* BEGIN Text block *
Honestly, you should do whatever it takes to get rid of the car as soon as possible.

You said your parents are wanting to retire, that’s parent code for “We really need for you to fly away from the home nest not so little bird”.

IF you had your own place or at least a place to work on the car besides your parent’s home, it would be ideal for use as a 5.0 swap into a four cylinder model that hasn’t been beat to death.

It’s the easiest way to swap, one car next to the other and just move parts over.

But from what you’ve explained of your situation, don’t try it. It’ll take you longer than what the guys are saying because of your inexperience and minimal help from others. Not that you couldn’t do it, it would be a perfect way for you to learn in fact.

Dump it, the emotional baggage you should have from the previous owner should be your great irritation that the “mechanic” didn’t tell you the truth about it and probably was chuckling as he watched you leave with the rust bucket.

He and his wife probably went out for a nice weekend at the casino with your money.

It’s not a waste though, you’ve really learned a lot from this adventure. Don’t let it discourage you from finding a decent driver.

Expect to pay at least a couple grand more for what kind of vehicle you originally talked about.
* END Text block *
● **Task set**
1. Quote every command in the car advice that opens with an imperative verb.
2. According to the car advice, what would the car be ideal for if there were a place to work on it besides the parents' home?
* BEGIN Source excerpt *
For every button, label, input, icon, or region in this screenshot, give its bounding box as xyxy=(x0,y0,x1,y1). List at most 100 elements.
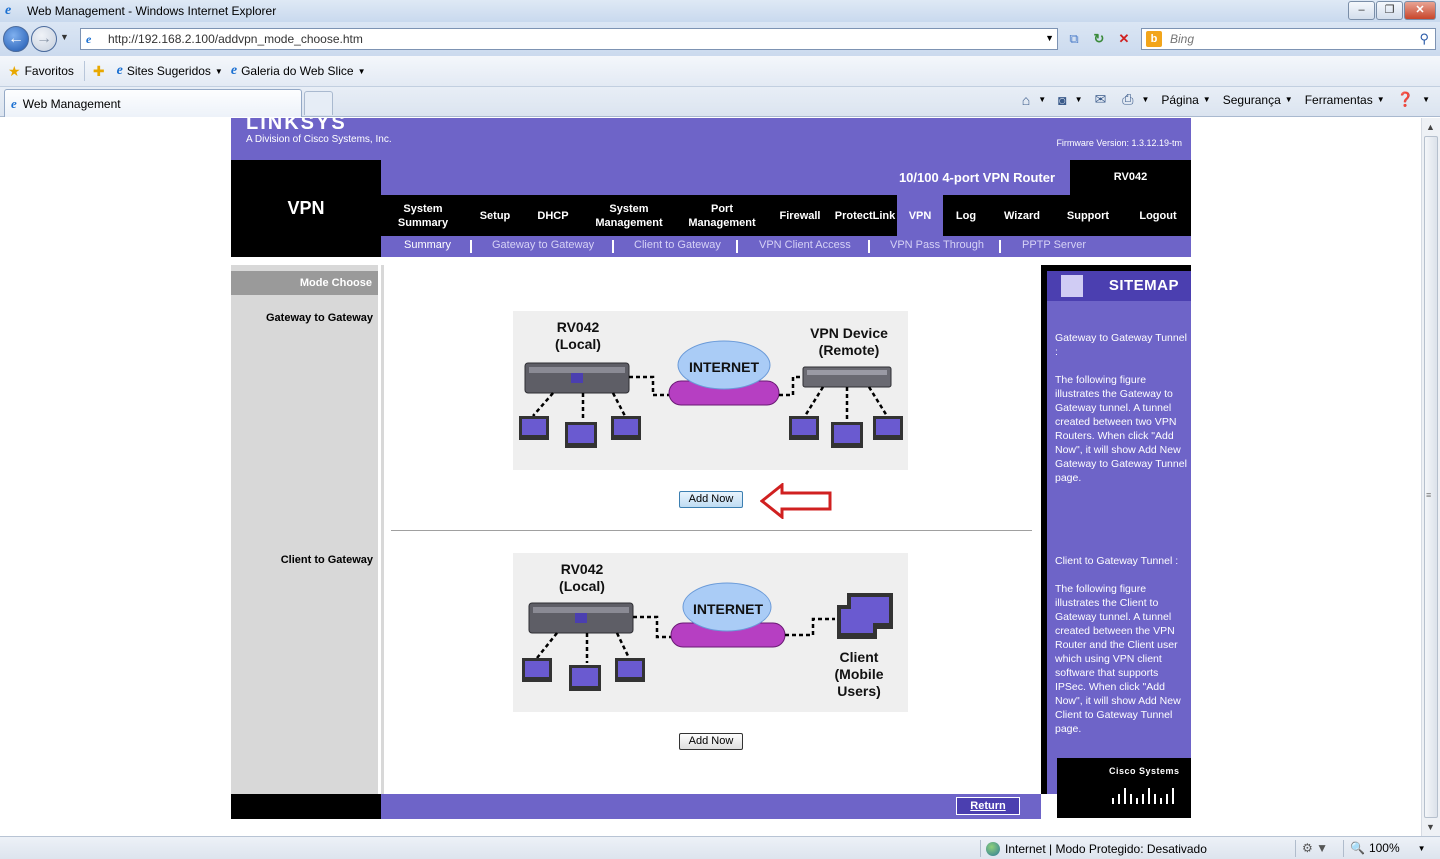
* END Source excerpt *
● **Answers given**
1.
- "don't try it"
- "Dump it"
- "Don't let it discourage you from finding a decent driver."
- "Expect to pay at least a couple grand more for what kind of vehicle you originally talked about."

2. It would be ideal for use as a 5.0 swap into a four cylinder model that hasn't been beat to death.